• Short exercise
In the copy, include every entry exactly but none of the images.

• • • • • • •

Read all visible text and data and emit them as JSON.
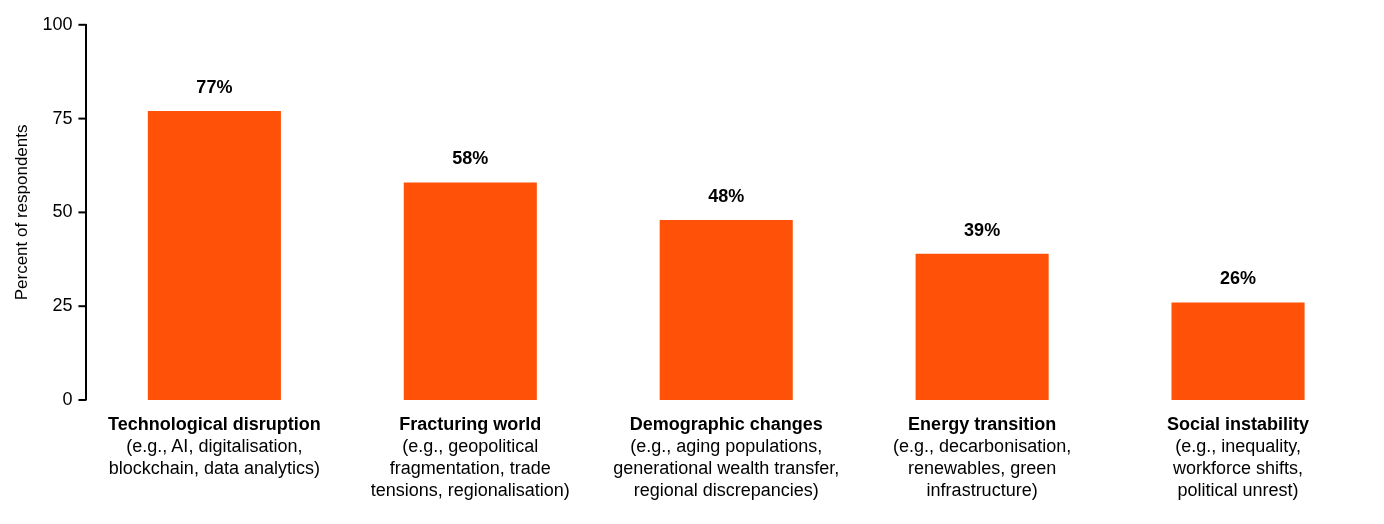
{
  "chart_data": {
    "type": "bar",
    "ylabel": "Percent of respondents",
    "categories": [
      "Technological disruption\n(e.g., AI, digitalisation,\nblockchain, data analytics)",
      "Fracturing world\n(e.g., geopolitical\nfragmentation, trade\ntensions, regionalisation)",
      "Demographic changes\n(e.g., aging populations,\ngenerational wealth transfer,\nregional discrepancies)",
      "Energy transition\n(e.g., decarbonisation,\nrenewables, green\ninfrastructure)",
      "Social instability\n(e.g., inequality,\nworkforce shifts,\npolitical unrest)"
    ],
    "values": [
      77,
      58,
      48,
      39,
      26
    ],
    "value_labels": [
      "77%",
      "58%",
      "48%",
      "39%",
      "26%"
    ],
    "color": "#ff5208",
    "ylim": [
      0,
      100
    ],
    "yticks": [
      0,
      25,
      50,
      75,
      100
    ],
    "grid": false,
    "legend": false
  }
}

• • • • • • •

• Correct answer
Read all visible text and data and emit them as JSON.
{
  "chart_data": {
    "type": "bar",
    "ylabel": "Percent of respondents",
    "categories": [
      "Technological disruption\n(e.g., AI, digitalisation,\nblockchain, data analytics)",
      "Fracturing world\n(e.g., geopolitical\nfragmentation, trade\ntensions, regionalisation)",
      "Demographic changes\n(e.g., aging populations,\ngenerational wealth transfer,\nregional discrepancies)",
      "Energy transition\n(e.g., decarbonisation,\nrenewables, green\ninfrastructure)",
      "Social instability\n(e.g., inequality,\nworkforce shifts,\npolitical unrest)"
    ],
    "values": [
      77,
      58,
      48,
      39,
      26
    ],
    "value_labels": [
      "77%",
      "58%",
      "48%",
      "39%",
      "26%"
    ],
    "color": "#ff5208",
    "ylim": [
      0,
      100
    ],
    "yticks": [
      0,
      25,
      50,
      75,
      100
    ],
    "grid": false,
    "legend": false
  }
}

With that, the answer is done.